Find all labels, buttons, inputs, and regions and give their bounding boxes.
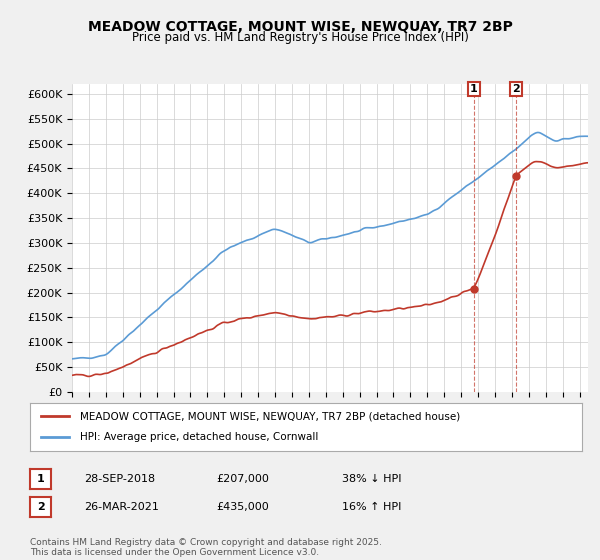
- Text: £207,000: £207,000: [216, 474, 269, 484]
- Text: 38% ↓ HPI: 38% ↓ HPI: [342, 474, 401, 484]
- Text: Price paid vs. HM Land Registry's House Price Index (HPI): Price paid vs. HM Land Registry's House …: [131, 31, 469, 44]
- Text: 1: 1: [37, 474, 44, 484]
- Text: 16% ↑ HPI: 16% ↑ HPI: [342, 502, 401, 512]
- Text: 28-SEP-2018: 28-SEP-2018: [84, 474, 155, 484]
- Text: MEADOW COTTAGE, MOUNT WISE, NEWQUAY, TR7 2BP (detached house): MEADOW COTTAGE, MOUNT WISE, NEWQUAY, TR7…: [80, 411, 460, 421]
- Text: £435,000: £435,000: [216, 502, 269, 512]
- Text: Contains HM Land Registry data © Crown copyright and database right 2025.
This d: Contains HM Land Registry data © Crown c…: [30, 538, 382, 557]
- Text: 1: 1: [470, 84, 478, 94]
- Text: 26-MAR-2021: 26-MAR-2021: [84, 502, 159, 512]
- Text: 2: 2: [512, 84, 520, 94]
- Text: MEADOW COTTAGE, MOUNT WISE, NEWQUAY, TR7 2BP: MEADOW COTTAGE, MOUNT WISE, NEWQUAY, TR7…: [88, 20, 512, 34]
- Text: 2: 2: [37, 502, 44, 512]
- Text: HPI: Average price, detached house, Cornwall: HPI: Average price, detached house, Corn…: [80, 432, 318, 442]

□ □ □ □ □ □ □

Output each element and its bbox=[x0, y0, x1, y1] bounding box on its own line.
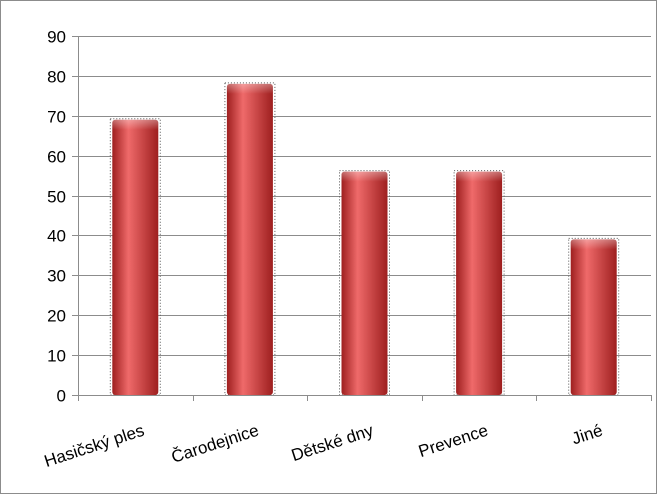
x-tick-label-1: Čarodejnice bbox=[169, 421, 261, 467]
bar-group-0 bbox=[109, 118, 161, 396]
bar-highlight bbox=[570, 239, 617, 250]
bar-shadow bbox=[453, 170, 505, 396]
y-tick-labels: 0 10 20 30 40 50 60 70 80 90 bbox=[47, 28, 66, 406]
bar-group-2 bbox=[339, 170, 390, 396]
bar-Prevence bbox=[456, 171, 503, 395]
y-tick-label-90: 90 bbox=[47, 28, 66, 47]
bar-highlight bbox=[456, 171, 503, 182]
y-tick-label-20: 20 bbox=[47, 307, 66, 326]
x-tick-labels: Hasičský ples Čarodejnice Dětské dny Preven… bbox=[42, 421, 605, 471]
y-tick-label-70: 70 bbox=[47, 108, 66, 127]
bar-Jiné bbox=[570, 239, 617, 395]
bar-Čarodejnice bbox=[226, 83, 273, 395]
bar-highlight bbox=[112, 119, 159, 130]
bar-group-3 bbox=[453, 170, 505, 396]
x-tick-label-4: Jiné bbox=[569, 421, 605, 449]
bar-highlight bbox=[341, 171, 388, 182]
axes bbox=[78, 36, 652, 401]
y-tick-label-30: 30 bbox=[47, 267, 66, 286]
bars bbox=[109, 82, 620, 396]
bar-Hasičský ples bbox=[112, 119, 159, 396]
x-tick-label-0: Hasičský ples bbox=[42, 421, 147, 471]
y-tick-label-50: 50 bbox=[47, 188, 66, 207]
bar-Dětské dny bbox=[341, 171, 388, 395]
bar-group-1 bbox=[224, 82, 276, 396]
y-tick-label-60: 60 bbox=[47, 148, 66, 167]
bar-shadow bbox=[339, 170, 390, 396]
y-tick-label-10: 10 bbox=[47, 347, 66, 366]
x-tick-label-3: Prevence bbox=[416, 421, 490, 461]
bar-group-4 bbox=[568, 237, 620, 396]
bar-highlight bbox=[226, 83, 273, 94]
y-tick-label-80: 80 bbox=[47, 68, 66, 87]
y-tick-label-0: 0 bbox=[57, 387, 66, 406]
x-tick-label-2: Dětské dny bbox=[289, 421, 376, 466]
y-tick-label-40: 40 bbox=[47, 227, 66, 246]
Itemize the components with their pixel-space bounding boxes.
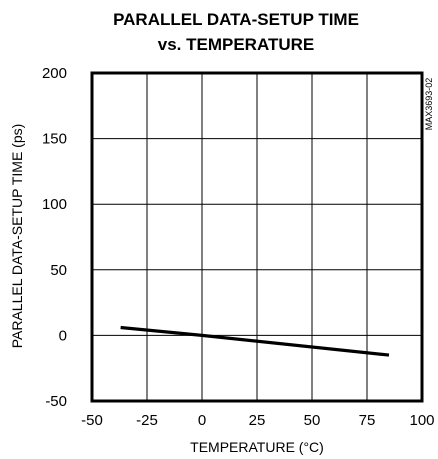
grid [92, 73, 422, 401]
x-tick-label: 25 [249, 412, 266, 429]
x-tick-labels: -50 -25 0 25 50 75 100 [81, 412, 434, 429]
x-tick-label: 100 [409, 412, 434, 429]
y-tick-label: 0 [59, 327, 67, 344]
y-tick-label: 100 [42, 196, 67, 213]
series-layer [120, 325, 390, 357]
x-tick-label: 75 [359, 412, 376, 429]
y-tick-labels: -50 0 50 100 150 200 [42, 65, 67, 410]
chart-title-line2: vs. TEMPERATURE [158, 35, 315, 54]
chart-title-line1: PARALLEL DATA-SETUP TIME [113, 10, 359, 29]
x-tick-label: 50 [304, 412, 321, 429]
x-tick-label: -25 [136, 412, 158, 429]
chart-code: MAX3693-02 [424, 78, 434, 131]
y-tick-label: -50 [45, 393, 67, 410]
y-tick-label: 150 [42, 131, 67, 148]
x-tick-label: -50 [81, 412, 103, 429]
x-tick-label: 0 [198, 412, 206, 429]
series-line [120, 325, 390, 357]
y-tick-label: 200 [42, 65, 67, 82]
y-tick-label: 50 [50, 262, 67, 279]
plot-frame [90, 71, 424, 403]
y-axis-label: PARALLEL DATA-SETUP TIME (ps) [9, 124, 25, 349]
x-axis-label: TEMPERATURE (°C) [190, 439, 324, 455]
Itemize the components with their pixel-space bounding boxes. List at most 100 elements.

□ □ □ □ □ □ □

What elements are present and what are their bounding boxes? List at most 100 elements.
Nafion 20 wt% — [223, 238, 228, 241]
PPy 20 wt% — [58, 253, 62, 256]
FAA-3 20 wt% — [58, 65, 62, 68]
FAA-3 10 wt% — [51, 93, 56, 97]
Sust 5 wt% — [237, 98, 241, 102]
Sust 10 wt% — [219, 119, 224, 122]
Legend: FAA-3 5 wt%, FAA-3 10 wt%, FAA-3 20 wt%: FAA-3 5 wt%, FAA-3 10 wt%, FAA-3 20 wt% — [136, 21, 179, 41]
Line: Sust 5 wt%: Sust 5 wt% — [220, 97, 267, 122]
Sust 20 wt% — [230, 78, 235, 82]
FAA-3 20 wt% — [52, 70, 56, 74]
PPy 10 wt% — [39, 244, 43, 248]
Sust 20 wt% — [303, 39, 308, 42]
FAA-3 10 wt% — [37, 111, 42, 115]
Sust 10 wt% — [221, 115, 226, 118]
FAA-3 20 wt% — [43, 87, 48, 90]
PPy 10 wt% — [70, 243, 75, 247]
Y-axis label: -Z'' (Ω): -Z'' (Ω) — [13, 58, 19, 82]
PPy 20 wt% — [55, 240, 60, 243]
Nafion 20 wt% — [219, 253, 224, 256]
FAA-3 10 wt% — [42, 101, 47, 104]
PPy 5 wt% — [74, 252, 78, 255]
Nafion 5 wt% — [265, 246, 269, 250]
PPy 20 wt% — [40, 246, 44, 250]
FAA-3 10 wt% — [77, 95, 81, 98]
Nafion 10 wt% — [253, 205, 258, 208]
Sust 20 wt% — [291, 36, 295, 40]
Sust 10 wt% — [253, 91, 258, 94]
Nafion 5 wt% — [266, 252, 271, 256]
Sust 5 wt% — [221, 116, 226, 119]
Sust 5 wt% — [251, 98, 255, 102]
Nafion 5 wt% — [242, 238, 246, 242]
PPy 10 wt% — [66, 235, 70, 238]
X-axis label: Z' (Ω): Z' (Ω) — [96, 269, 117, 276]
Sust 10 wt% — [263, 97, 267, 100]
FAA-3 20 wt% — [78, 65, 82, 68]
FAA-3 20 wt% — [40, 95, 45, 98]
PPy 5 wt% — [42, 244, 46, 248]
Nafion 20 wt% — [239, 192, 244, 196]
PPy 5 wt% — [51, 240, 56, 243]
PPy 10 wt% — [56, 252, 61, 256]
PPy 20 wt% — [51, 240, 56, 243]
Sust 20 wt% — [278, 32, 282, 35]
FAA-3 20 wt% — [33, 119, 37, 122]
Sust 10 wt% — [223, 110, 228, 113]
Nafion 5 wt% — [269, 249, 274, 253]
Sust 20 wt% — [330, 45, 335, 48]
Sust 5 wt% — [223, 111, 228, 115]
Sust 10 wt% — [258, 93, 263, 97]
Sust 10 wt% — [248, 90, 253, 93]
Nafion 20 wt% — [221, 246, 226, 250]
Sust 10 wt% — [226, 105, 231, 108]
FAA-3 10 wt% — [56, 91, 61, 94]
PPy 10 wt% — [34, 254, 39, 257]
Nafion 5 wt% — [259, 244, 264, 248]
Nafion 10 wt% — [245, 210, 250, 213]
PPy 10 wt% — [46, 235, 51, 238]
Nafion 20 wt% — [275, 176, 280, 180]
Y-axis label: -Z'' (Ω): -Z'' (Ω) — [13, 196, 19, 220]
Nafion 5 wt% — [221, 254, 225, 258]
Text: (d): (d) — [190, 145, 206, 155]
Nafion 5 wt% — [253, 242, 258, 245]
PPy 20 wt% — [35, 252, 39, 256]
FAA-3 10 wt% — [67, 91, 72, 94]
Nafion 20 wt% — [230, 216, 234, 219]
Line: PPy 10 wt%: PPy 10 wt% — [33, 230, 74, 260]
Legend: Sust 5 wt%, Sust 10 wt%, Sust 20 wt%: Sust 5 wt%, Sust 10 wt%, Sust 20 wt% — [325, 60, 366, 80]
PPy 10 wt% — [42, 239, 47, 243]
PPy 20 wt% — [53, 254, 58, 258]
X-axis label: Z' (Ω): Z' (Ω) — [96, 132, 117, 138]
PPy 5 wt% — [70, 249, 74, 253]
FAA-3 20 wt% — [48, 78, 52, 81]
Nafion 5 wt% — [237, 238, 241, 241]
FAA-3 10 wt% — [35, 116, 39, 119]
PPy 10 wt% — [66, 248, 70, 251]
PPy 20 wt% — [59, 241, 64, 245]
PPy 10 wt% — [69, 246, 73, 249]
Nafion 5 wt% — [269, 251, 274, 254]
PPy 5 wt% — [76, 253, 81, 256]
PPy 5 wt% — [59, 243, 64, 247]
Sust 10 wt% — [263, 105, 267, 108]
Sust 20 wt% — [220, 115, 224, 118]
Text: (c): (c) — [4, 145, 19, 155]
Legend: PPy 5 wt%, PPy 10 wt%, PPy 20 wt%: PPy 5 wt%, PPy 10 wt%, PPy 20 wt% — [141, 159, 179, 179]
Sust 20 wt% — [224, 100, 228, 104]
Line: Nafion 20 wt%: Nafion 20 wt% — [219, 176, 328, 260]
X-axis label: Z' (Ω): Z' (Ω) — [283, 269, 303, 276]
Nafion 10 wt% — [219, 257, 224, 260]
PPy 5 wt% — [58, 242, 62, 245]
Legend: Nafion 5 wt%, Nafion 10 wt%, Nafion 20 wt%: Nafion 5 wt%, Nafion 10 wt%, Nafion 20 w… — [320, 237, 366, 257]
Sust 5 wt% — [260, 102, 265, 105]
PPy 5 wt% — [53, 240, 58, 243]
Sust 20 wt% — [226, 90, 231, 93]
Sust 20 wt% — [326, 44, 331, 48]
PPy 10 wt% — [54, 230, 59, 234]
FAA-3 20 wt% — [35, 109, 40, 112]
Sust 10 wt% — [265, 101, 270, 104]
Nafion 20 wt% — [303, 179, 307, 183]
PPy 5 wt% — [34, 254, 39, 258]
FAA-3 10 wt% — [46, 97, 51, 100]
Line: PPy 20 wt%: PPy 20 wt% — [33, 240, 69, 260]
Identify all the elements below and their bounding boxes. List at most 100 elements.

□ □ □ □ □ □ □

_Your goal:_
Please give the listing lines again, starting at the line that has "x-tick-label-1: Čarodejnice bbox=[169, 421, 261, 467]" and stopping after the line that has "y-tick-label-20: 20 bbox=[47, 307, 66, 326]". Change "bar-highlight" to "bar-cap" and leave everything else unchanged.

_Exercise answer:_
x-tick-label-1: Čarodejnice bbox=[169, 421, 261, 467]
bar-group-0 bbox=[109, 118, 161, 396]
bar-cap bbox=[570, 239, 617, 250]
bar-shadow bbox=[453, 170, 505, 396]
y-tick-labels: 0 10 20 30 40 50 60 70 80 90 bbox=[47, 28, 66, 406]
bar-group-2 bbox=[339, 170, 390, 396]
bar-Prevence bbox=[456, 171, 503, 395]
y-tick-label-90: 90 bbox=[47, 28, 66, 47]
bar-cap bbox=[456, 171, 503, 182]
y-tick-label-20: 20 bbox=[47, 307, 66, 326]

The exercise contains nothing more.